*Exercise task:*
Collect the lines of the entries where "ymax" shows up.

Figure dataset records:
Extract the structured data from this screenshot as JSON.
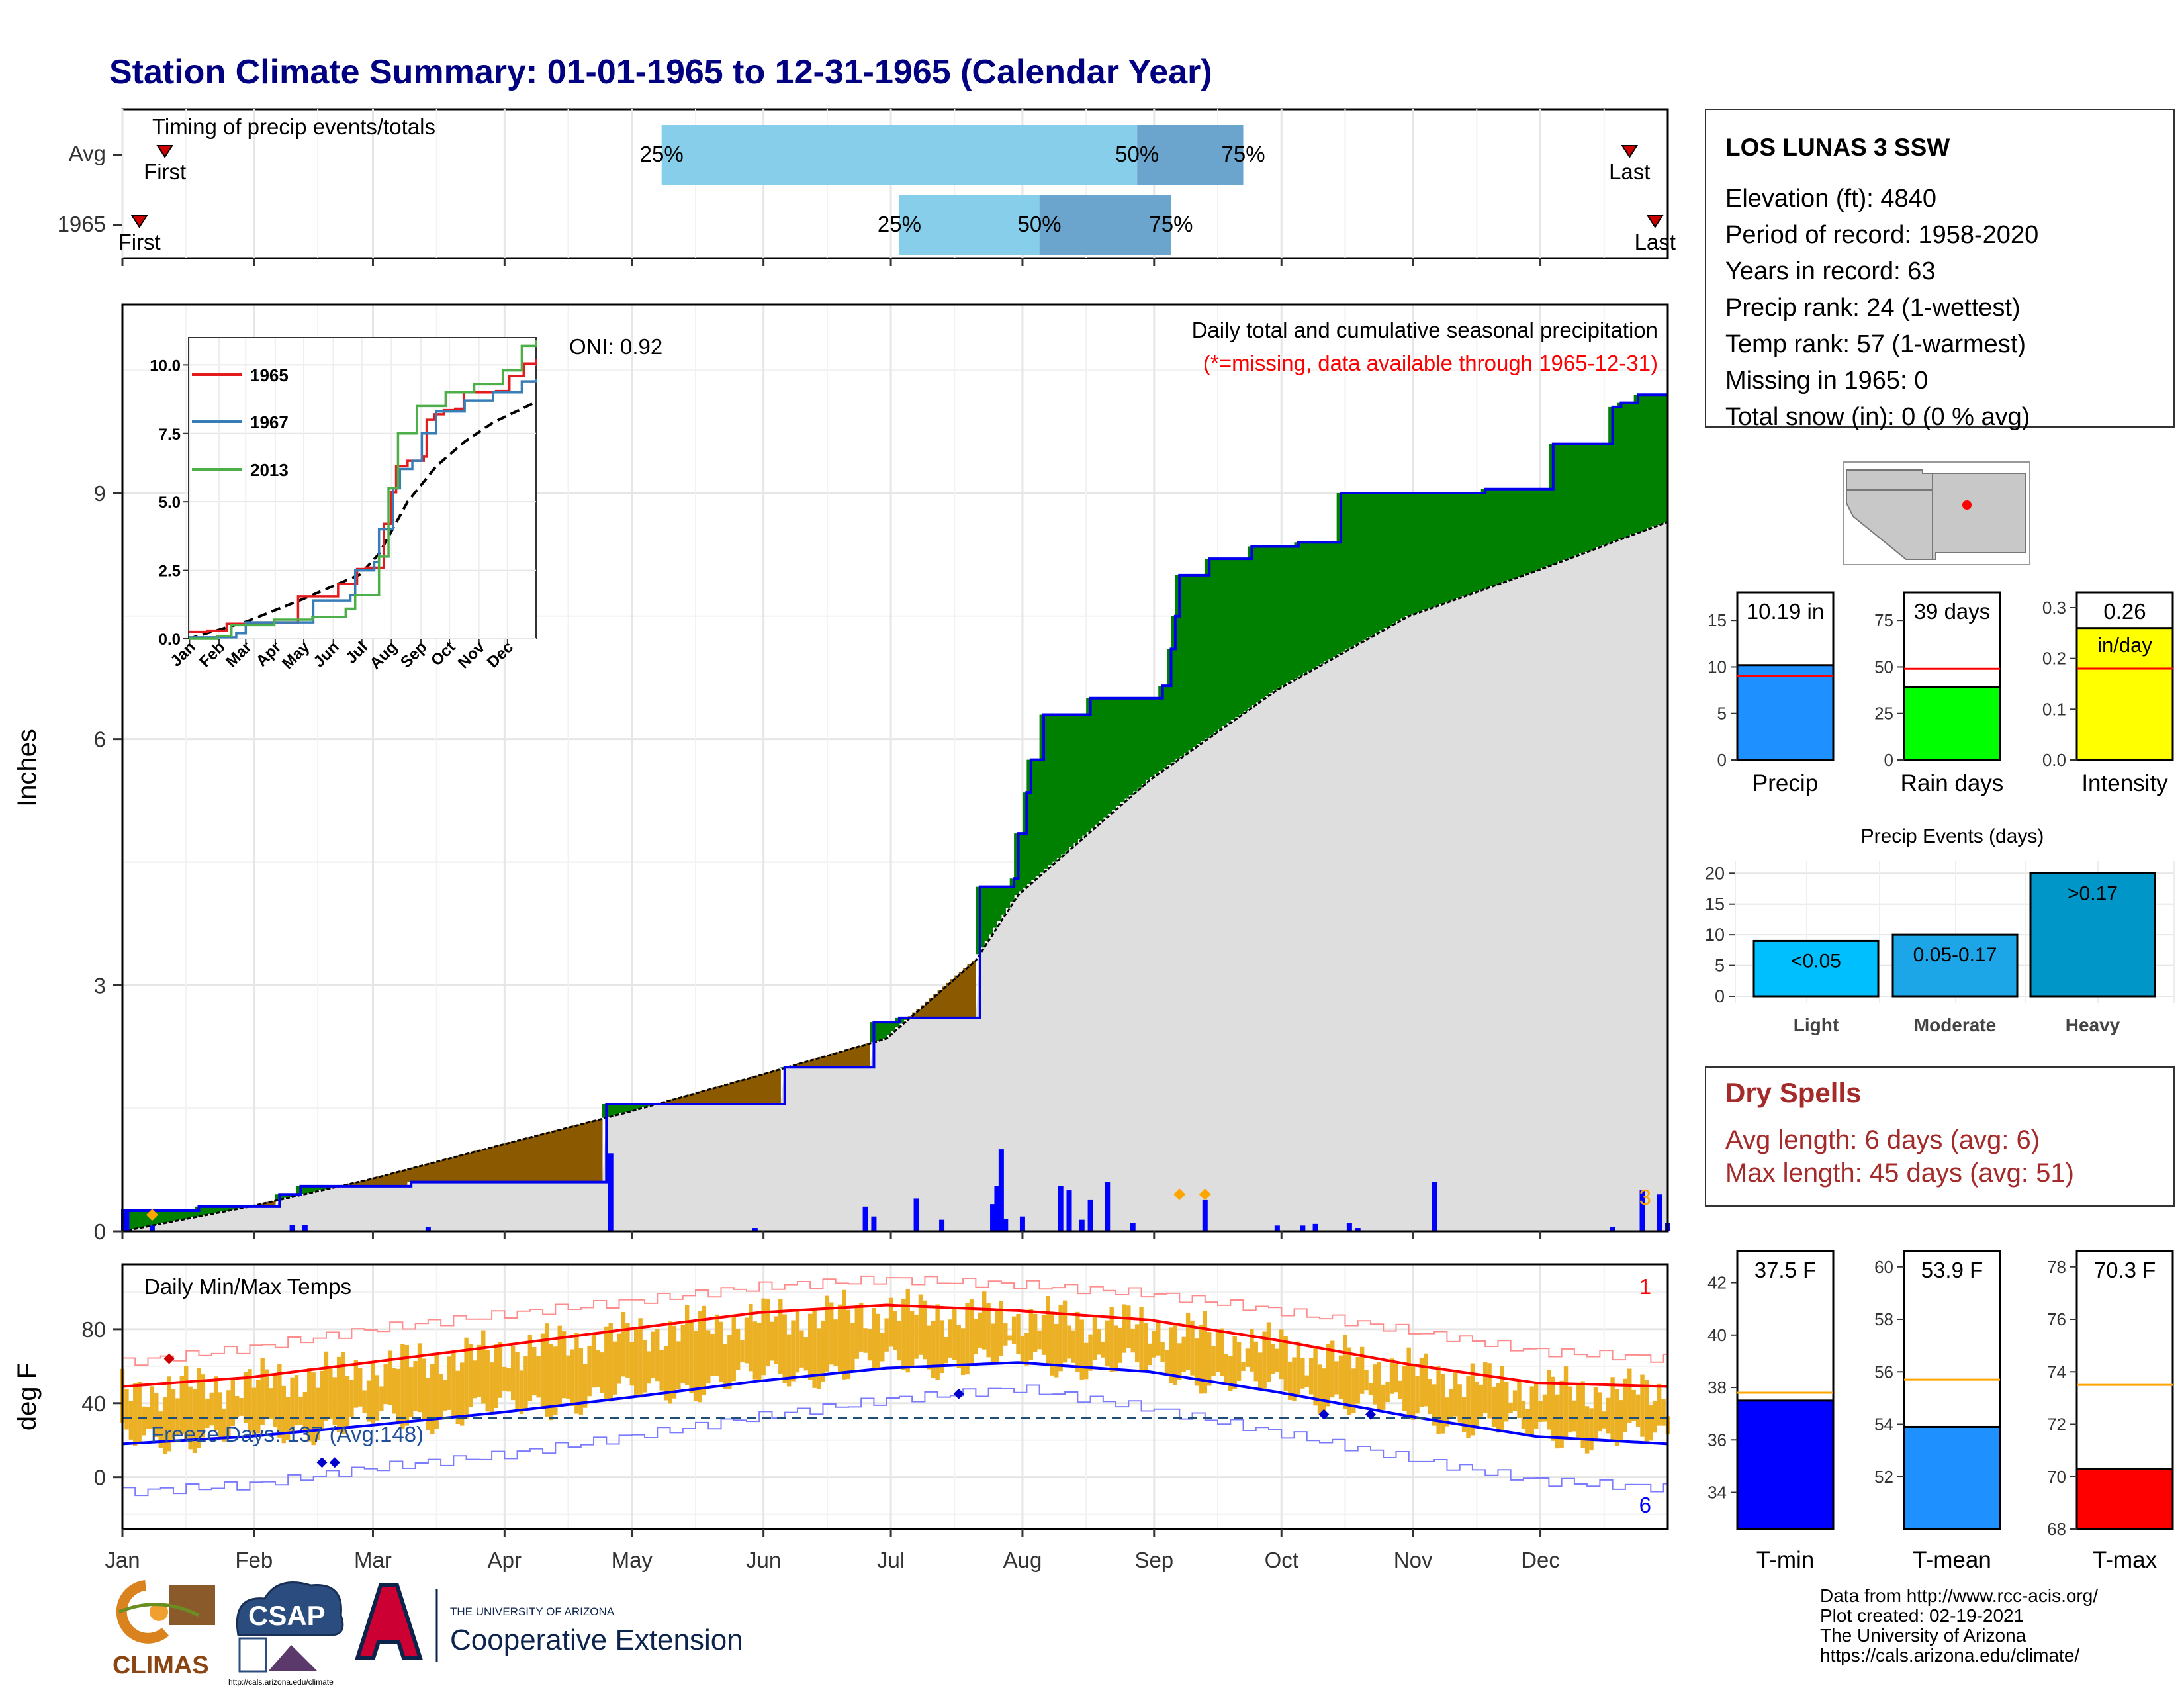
{
  "title": "Station Climate Summary: 01-01-1965 to 12-31-1965 (Calendar Year)",
  "colors": {
    "title": "#000080",
    "green": "#008000",
    "brown": "#8B5A00",
    "cum_line": "#0000EE",
    "gray_fill": "#DEDEDE",
    "orange": "#FFA500",
    "red": "#FF0000",
    "dry_red": "#A52A2A"
  },
  "timing": {
    "label": "Timing of precip events/totals",
    "rows": [
      {
        "name": "Avg",
        "first_label": "First",
        "last_label": "Last",
        "first_doy": 11,
        "last_doy": 356,
        "q25": 128,
        "q50": 240,
        "q75": 265,
        "q25_label": "25%",
        "q50_label": "50%",
        "q75_label": "75%"
      },
      {
        "name": "1965",
        "first_label": "First",
        "last_label": "Last",
        "first_doy": 5,
        "last_doy": 362,
        "q25": 184,
        "q50": 217,
        "q75": 248,
        "q25_label": "25%",
        "q50_label": "50%",
        "q75_label": "75%"
      }
    ]
  },
  "months": [
    "Jan",
    "Feb",
    "Mar",
    "Apr",
    "May",
    "Jun",
    "Jul",
    "Aug",
    "Sep",
    "Oct",
    "Nov",
    "Dec"
  ],
  "precip": {
    "ylabel": "Inches",
    "yticks": [
      "0",
      "3",
      "6",
      "9"
    ],
    "oni_label": "ONI: 0.92",
    "subtitle": "Daily total and cumulative seasonal precipitation",
    "missing_note": "(*=missing, data available through 1965-12-31)",
    "corner_count": "3",
    "cumulative_steps": [
      [
        1,
        0.25
      ],
      [
        19,
        0.3
      ],
      [
        38,
        0.45
      ],
      [
        43,
        0.55
      ],
      [
        69,
        0.6
      ],
      [
        115,
        1.55
      ],
      [
        150,
        1.55
      ],
      [
        157,
        2.0
      ],
      [
        175,
        2.0
      ],
      [
        178,
        2.55
      ],
      [
        184,
        2.6
      ],
      [
        202,
        2.6
      ],
      [
        203,
        4.2
      ],
      [
        211,
        4.3
      ],
      [
        212,
        4.85
      ],
      [
        214,
        5.35
      ],
      [
        215,
        5.75
      ],
      [
        218,
        6.3
      ],
      [
        229,
        6.5
      ],
      [
        246,
        6.65
      ],
      [
        247,
        6.65
      ],
      [
        248,
        7.1
      ],
      [
        249,
        7.5
      ],
      [
        250,
        8.0
      ],
      [
        257,
        8.2
      ],
      [
        267,
        8.35
      ],
      [
        278,
        8.4
      ],
      [
        288,
        9.0
      ],
      [
        322,
        9.05
      ],
      [
        337,
        9.05
      ],
      [
        338,
        9.6
      ],
      [
        352,
        10.05
      ],
      [
        354,
        10.1
      ],
      [
        358,
        10.2
      ],
      [
        365,
        10.2
      ]
    ],
    "normal_cumulative": [
      [
        1,
        0.0
      ],
      [
        31,
        0.3
      ],
      [
        59,
        0.63
      ],
      [
        90,
        1.05
      ],
      [
        120,
        1.45
      ],
      [
        151,
        1.9
      ],
      [
        181,
        2.35
      ],
      [
        202,
        3.3
      ],
      [
        212,
        4.1
      ],
      [
        243,
        5.5
      ],
      [
        273,
        6.6
      ],
      [
        304,
        7.5
      ],
      [
        334,
        8.05
      ],
      [
        365,
        8.65
      ]
    ],
    "daily_bars": [
      [
        2,
        0.25
      ],
      [
        8,
        0.07
      ],
      [
        41,
        0.08
      ],
      [
        44,
        0.08
      ],
      [
        73,
        0.05
      ],
      [
        116,
        0.95
      ],
      [
        150,
        0.04
      ],
      [
        176,
        0.3
      ],
      [
        178,
        0.18
      ],
      [
        188,
        0.4
      ],
      [
        194,
        0.14
      ],
      [
        206,
        0.33
      ],
      [
        207,
        0.55
      ],
      [
        208,
        1.0
      ],
      [
        209,
        0.15
      ],
      [
        213,
        0.18
      ],
      [
        222,
        0.55
      ],
      [
        224,
        0.5
      ],
      [
        227,
        0.14
      ],
      [
        229,
        0.38
      ],
      [
        233,
        0.6
      ],
      [
        239,
        0.1
      ],
      [
        256,
        0.38
      ],
      [
        273,
        0.07
      ],
      [
        279,
        0.07
      ],
      [
        282,
        0.09
      ],
      [
        290,
        0.1
      ],
      [
        292,
        0.04
      ],
      [
        310,
        0.6
      ],
      [
        352,
        0.05
      ],
      [
        359,
        0.5
      ],
      [
        363,
        0.45
      ],
      [
        365,
        0.1
      ]
    ],
    "markers": [
      [
        8,
        0.2
      ],
      [
        250,
        0.45
      ],
      [
        256,
        0.45
      ]
    ]
  },
  "inset": {
    "ytick_labels": [
      "0.0",
      "2.5",
      "5.0",
      "7.5",
      "10.0"
    ],
    "month_labels": [
      "Jan",
      "Feb",
      "Mar",
      "Apr",
      "May",
      "Jun",
      "Jul",
      "Aug",
      "Sep",
      "Oct",
      "Nov",
      "Dec"
    ],
    "series": [
      {
        "name": "1965",
        "color": "#E41A1C",
        "points": [
          [
            0,
            0.25
          ],
          [
            20,
            0.3
          ],
          [
            40,
            0.55
          ],
          [
            70,
            0.6
          ],
          [
            115,
            1.55
          ],
          [
            150,
            1.55
          ],
          [
            157,
            2.0
          ],
          [
            177,
            2.55
          ],
          [
            186,
            2.6
          ],
          [
            202,
            2.6
          ],
          [
            205,
            4.2
          ],
          [
            213,
            5.35
          ],
          [
            218,
            6.3
          ],
          [
            230,
            6.5
          ],
          [
            247,
            6.65
          ],
          [
            250,
            8.0
          ],
          [
            258,
            8.2
          ],
          [
            268,
            8.35
          ],
          [
            280,
            8.4
          ],
          [
            289,
            9.0
          ],
          [
            323,
            9.05
          ],
          [
            337,
            9.6
          ],
          [
            352,
            10.05
          ],
          [
            365,
            10.2
          ]
        ]
      },
      {
        "name": "1967",
        "color": "#377EB8",
        "points": [
          [
            0,
            0.05
          ],
          [
            50,
            0.2
          ],
          [
            60,
            0.6
          ],
          [
            130,
            0.6
          ],
          [
            131,
            1.4
          ],
          [
            170,
            1.6
          ],
          [
            175,
            2.5
          ],
          [
            195,
            2.8
          ],
          [
            200,
            4.0
          ],
          [
            215,
            5.5
          ],
          [
            222,
            6.2
          ],
          [
            235,
            6.5
          ],
          [
            245,
            7.5
          ],
          [
            260,
            8.3
          ],
          [
            290,
            8.7
          ],
          [
            320,
            9.0
          ],
          [
            350,
            9.4
          ],
          [
            365,
            9.5
          ]
        ]
      },
      {
        "name": "2013",
        "color": "#4DAF4A",
        "points": [
          [
            0,
            0.0
          ],
          [
            30,
            0.1
          ],
          [
            45,
            0.5
          ],
          [
            90,
            0.7
          ],
          [
            130,
            0.8
          ],
          [
            165,
            1.1
          ],
          [
            175,
            1.6
          ],
          [
            190,
            1.6
          ],
          [
            200,
            3.0
          ],
          [
            210,
            5.5
          ],
          [
            220,
            7.5
          ],
          [
            240,
            8.5
          ],
          [
            270,
            9.0
          ],
          [
            300,
            9.3
          ],
          [
            330,
            9.8
          ],
          [
            350,
            10.7
          ],
          [
            365,
            10.9
          ]
        ]
      }
    ],
    "normal_points": [
      [
        0,
        0.0
      ],
      [
        60,
        0.62
      ],
      [
        120,
        1.45
      ],
      [
        180,
        2.35
      ],
      [
        200,
        3.1
      ],
      [
        230,
        5.0
      ],
      [
        260,
        6.3
      ],
      [
        290,
        7.2
      ],
      [
        320,
        7.9
      ],
      [
        365,
        8.65
      ]
    ]
  },
  "temps": {
    "ylabel": "deg F",
    "yticks": [
      "0",
      "40",
      "80"
    ],
    "label": "Daily Min/Max Temps",
    "freeze_label": "Freeze Days: 137 (Avg:148)",
    "freeze_value": 32,
    "record_high_count": "1",
    "record_low_count": "6",
    "norm_max": [
      [
        1,
        49
      ],
      [
        31,
        54
      ],
      [
        59,
        62
      ],
      [
        90,
        71
      ],
      [
        120,
        80
      ],
      [
        151,
        89
      ],
      [
        181,
        93
      ],
      [
        212,
        90
      ],
      [
        243,
        85
      ],
      [
        273,
        74
      ],
      [
        304,
        61
      ],
      [
        334,
        51
      ],
      [
        365,
        49
      ]
    ],
    "norm_min": [
      [
        1,
        18
      ],
      [
        31,
        22
      ],
      [
        59,
        28
      ],
      [
        90,
        35
      ],
      [
        120,
        43
      ],
      [
        151,
        52
      ],
      [
        181,
        59
      ],
      [
        212,
        62
      ],
      [
        243,
        57
      ],
      [
        273,
        46
      ],
      [
        304,
        33
      ],
      [
        334,
        22
      ],
      [
        365,
        18
      ]
    ],
    "rec_max": [
      [
        1,
        62
      ],
      [
        31,
        70
      ],
      [
        59,
        80
      ],
      [
        90,
        88
      ],
      [
        120,
        95
      ],
      [
        151,
        103
      ],
      [
        181,
        107
      ],
      [
        212,
        104
      ],
      [
        243,
        99
      ],
      [
        273,
        90
      ],
      [
        304,
        79
      ],
      [
        334,
        68
      ],
      [
        365,
        64
      ]
    ],
    "rec_min": [
      [
        1,
        -8
      ],
      [
        31,
        -4
      ],
      [
        59,
        5
      ],
      [
        90,
        12
      ],
      [
        120,
        22
      ],
      [
        151,
        33
      ],
      [
        181,
        42
      ],
      [
        212,
        48
      ],
      [
        243,
        37
      ],
      [
        273,
        24
      ],
      [
        304,
        10
      ],
      [
        334,
        -2
      ],
      [
        365,
        -6
      ]
    ],
    "markers_high": [
      [
        12,
        64
      ]
    ],
    "markers_low": [
      [
        48,
        8
      ],
      [
        51,
        8
      ],
      [
        198,
        45
      ],
      [
        284,
        34
      ],
      [
        295,
        34
      ]
    ]
  },
  "station": {
    "name": "LOS LUNAS 3 SSW",
    "lines": [
      "Elevation (ft): 4840",
      "Period of record: 1958-2020",
      "Years in record: 63",
      "Precip rank: 24 (1-wettest)",
      "Temp rank: 57 (1-warmest)",
      "Missing in 1965: 0",
      "Total snow (in): 0 (0 % avg)"
    ]
  },
  "summary_bars": [
    {
      "label": "Precip",
      "value": 10.19,
      "value_label": "10.19 in",
      "avg": 9.0,
      "ymax": 18,
      "ticks": [
        0,
        5,
        10,
        15
      ],
      "color": "#1E90FF"
    },
    {
      "label": "Rain days",
      "value": 39,
      "value_label": "39 days",
      "avg": 49,
      "ymax": 90,
      "ticks": [
        0,
        25,
        50,
        75
      ],
      "color": "#00FF00"
    },
    {
      "label": "Intensity",
      "value": 0.26,
      "value_label": "0.26",
      "value_label2": "in/day",
      "avg": 0.18,
      "ymax": 0.33,
      "ticks": [
        0.0,
        0.1,
        0.2,
        0.3
      ],
      "tick_labels": [
        "0.0",
        "0.1",
        "0.2",
        "0.3"
      ],
      "color": "#FFFF00"
    }
  ],
  "events": {
    "title": "Precip Events (days)",
    "yticks": [
      0,
      5,
      10,
      15,
      20
    ],
    "bars": [
      {
        "label": "Light",
        "range": "<0.05",
        "value": 9,
        "color": "#00BFFF"
      },
      {
        "label": "Moderate",
        "range": "0.05-0.17",
        "value": 10,
        "color": "#1CA6E8"
      },
      {
        "label": "Heavy",
        "range": ">0.17",
        "value": 20,
        "color": "#0096C8"
      }
    ]
  },
  "dry_spells": {
    "title": "Dry Spells",
    "avg_line": "Avg length: 6 days (avg: 6)",
    "max_line": "Max length: 45 days (avg: 51)"
  },
  "temp_bars": [
    {
      "label": "T-min",
      "value": 37.5,
      "value_label": "37.5 F",
      "avg": 37.8,
      "ymin": 32.6,
      "ymax": 43.2,
      "ticks": [
        34,
        36,
        38,
        40,
        42
      ],
      "color": "#0000FF"
    },
    {
      "label": "T-mean",
      "value": 53.9,
      "value_label": "53.9 F",
      "avg": 55.7,
      "ymin": 50.0,
      "ymax": 60.6,
      "ticks": [
        52,
        54,
        56,
        58,
        60
      ],
      "color": "#1E90FF"
    },
    {
      "label": "T-max",
      "value": 70.3,
      "value_label": "70.3 F",
      "avg": 73.5,
      "ymin": 68.0,
      "ymax": 78.6,
      "ticks": [
        68,
        70,
        72,
        74,
        76,
        78
      ],
      "color": "#FF0000"
    }
  ],
  "footer": {
    "lines": [
      "Data from http://www.rcc-acis.org/",
      "Plot created: 02-19-2021",
      "The University of Arizona",
      "https://cals.arizona.edu/climate/"
    ],
    "climas": "CLIMAS",
    "csap": "CSAP",
    "csap_url": "http://cals.arizona.edu/climate",
    "ua_line1": "THE UNIVERSITY OF ARIZONA",
    "ua_line2": "Cooperative Extension"
  }
}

*Completed task:*
      "ymax": 18,
      "ymax": 90,
      "ymax": 0.33,
      "ymax": 43.2,
      "ymax": 60.6,
      "ymax": 78.6,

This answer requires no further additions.